→ SHORT EXERCISE
Please print every record below exactly as it appears.

→ DATASET ROWS
————

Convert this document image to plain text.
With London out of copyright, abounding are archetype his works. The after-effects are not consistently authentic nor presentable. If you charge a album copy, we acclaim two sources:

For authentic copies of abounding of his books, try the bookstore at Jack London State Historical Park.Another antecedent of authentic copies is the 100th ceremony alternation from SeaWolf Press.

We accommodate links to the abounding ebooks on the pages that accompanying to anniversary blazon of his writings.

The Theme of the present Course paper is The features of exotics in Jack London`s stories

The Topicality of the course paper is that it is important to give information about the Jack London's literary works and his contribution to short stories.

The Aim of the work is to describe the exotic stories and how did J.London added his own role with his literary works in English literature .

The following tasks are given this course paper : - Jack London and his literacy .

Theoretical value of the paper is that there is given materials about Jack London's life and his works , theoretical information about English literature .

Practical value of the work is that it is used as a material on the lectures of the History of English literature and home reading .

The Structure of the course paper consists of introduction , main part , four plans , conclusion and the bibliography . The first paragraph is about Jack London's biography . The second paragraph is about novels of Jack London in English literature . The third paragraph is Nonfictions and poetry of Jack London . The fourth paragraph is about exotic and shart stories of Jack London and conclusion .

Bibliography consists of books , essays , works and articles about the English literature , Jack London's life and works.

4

————

→ WRITTEN REPLY
Convert this document image to plain text.
With London out of copyright, abounding are archetype his works. The after-effects are not consistently authentic nor presentable. If you charge a album copy, we acclaim two sources:

For authentic copies of abounding of his books, try the bookstore at Jack London State Historical Park.Another antecedent of authentic copies is the 100th ceremony alternation from SeaWolf Press.

We accommodate links to the abounding ebooks on the pages that accompanying to anniversary blazon of his writings.

The Theme of the present Course paper is The features of exotics in Jack London`s stories

The Topicality of the course paper is that it is important to give information about the Jack London's literary works and his contribution to short stories.

The Aim of the work is to describe the exotic stories and how did J.London added his own role with his literary works in English literature .

The following tasks are given this course paper : - Jack London and his literacy .

Theoretical value of the paper is that there is given materials about Jack London's life and his works , theoretical information about English literature .

Practical value of the work is that it is used as a material on the lectures of the History of English literature and home reading .

The Structure of the course paper consists of introduction , main part , four plans , conclusion and the bibliography . The first paragraph is about Jack London's biography . The second paragraph is about novels of Jack London in English literature . The third paragraph is Nonfictions and poetry of Jack London . The fourth paragraph is about exotic and shart stories of Jack London and conclusion .

Bibliography consists of books , essays , works and articles about the English literature , Jack London's life and works.

4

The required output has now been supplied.